Records from a collection of figures:
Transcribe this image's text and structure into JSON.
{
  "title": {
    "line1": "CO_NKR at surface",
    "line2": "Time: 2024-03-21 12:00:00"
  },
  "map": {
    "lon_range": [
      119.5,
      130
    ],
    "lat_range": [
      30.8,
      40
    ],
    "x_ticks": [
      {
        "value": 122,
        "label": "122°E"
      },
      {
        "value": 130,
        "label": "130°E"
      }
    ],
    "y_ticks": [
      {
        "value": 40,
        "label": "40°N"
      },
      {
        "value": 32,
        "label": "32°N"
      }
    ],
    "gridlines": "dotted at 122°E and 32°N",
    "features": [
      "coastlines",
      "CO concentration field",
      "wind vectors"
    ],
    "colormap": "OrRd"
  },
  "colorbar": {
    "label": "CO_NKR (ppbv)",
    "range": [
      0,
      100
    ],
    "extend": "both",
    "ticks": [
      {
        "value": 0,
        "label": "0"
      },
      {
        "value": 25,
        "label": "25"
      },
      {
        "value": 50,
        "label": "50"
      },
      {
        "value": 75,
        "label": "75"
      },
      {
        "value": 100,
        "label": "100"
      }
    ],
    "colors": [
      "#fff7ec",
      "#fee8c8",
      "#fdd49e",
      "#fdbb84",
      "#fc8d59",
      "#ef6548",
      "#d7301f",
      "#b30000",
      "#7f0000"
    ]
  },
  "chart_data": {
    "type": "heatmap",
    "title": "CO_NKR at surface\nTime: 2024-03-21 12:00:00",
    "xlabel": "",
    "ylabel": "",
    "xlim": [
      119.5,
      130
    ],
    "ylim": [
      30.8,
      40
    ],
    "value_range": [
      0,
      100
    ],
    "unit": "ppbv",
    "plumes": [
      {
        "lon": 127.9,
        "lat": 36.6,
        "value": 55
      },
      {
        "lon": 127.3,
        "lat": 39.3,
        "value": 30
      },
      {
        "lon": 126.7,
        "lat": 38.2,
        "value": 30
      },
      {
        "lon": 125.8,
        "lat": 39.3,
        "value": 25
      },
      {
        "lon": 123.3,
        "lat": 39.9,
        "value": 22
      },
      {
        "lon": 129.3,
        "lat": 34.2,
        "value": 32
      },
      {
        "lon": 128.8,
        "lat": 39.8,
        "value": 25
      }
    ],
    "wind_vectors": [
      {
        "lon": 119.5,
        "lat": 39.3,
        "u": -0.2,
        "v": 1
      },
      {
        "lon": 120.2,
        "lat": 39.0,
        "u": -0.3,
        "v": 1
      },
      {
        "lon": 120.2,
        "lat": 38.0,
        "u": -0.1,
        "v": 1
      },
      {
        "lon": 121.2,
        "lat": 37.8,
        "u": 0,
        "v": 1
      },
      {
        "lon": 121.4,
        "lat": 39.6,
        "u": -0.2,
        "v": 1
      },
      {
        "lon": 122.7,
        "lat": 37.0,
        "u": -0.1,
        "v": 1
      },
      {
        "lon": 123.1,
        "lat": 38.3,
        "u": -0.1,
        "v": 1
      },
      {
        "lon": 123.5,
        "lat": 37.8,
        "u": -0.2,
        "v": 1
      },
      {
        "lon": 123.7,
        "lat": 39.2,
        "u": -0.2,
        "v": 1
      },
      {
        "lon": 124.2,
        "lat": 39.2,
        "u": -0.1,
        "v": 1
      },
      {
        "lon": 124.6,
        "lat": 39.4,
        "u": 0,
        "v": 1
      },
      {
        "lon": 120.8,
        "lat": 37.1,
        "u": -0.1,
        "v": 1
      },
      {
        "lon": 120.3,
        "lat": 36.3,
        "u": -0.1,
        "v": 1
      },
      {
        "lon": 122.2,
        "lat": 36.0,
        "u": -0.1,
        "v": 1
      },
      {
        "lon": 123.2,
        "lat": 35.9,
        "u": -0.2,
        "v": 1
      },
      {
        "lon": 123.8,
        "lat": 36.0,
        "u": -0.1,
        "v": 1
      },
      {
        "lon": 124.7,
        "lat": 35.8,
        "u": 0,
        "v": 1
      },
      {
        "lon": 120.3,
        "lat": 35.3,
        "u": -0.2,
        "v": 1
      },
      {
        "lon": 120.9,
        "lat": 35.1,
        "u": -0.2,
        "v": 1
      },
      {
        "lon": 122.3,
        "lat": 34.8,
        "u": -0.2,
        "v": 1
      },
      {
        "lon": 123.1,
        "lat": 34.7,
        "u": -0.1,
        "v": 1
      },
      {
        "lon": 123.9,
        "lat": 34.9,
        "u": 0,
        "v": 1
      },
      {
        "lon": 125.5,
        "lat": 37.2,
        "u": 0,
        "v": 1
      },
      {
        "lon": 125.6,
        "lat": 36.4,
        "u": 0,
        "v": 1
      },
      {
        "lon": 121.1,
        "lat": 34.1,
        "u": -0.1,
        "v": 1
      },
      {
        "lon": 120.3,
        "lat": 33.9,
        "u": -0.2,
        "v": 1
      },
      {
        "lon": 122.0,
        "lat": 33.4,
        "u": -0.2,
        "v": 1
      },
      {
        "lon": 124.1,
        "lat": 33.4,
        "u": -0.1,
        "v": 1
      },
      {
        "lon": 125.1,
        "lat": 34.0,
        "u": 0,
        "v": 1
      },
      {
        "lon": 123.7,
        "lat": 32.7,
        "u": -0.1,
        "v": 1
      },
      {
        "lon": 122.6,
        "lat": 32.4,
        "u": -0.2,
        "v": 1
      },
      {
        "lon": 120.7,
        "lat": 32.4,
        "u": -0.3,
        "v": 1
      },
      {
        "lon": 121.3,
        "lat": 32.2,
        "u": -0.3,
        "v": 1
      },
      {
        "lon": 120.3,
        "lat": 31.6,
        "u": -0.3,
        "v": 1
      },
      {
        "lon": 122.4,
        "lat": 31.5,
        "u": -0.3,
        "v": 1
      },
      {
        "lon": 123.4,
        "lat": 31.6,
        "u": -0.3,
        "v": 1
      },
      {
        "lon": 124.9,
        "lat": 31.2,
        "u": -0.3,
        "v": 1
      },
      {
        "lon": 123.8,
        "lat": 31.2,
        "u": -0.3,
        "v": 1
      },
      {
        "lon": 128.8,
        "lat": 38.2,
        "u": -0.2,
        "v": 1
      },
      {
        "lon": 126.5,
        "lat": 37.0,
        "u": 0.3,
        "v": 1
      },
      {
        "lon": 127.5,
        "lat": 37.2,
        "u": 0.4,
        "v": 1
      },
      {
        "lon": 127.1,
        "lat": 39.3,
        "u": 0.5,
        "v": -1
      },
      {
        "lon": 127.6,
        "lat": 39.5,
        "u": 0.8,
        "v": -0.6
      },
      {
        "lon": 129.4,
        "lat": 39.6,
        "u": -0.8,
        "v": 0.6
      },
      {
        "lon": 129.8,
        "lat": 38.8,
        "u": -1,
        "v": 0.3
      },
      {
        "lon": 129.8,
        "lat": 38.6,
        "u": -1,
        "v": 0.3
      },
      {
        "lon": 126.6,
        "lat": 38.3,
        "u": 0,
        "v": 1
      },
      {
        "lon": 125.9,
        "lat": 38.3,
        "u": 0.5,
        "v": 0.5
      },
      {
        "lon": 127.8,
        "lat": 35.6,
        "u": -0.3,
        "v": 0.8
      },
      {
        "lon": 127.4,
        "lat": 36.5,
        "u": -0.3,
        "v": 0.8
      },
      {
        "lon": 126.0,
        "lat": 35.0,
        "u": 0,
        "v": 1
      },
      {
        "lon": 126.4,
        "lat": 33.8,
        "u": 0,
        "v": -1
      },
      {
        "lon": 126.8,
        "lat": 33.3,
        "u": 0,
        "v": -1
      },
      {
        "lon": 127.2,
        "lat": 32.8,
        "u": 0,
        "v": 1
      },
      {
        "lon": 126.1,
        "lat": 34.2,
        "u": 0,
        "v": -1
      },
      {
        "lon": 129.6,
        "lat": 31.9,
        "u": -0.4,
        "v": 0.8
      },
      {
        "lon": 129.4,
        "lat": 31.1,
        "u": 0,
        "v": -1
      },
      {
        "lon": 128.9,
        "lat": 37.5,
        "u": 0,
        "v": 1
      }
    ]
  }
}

Written instruction: Return every line in the listing that contains the word "title".

Task response:
  "title": {
    "title": "CO_NKR at surface\nTime: 2024-03-21 12:00:00",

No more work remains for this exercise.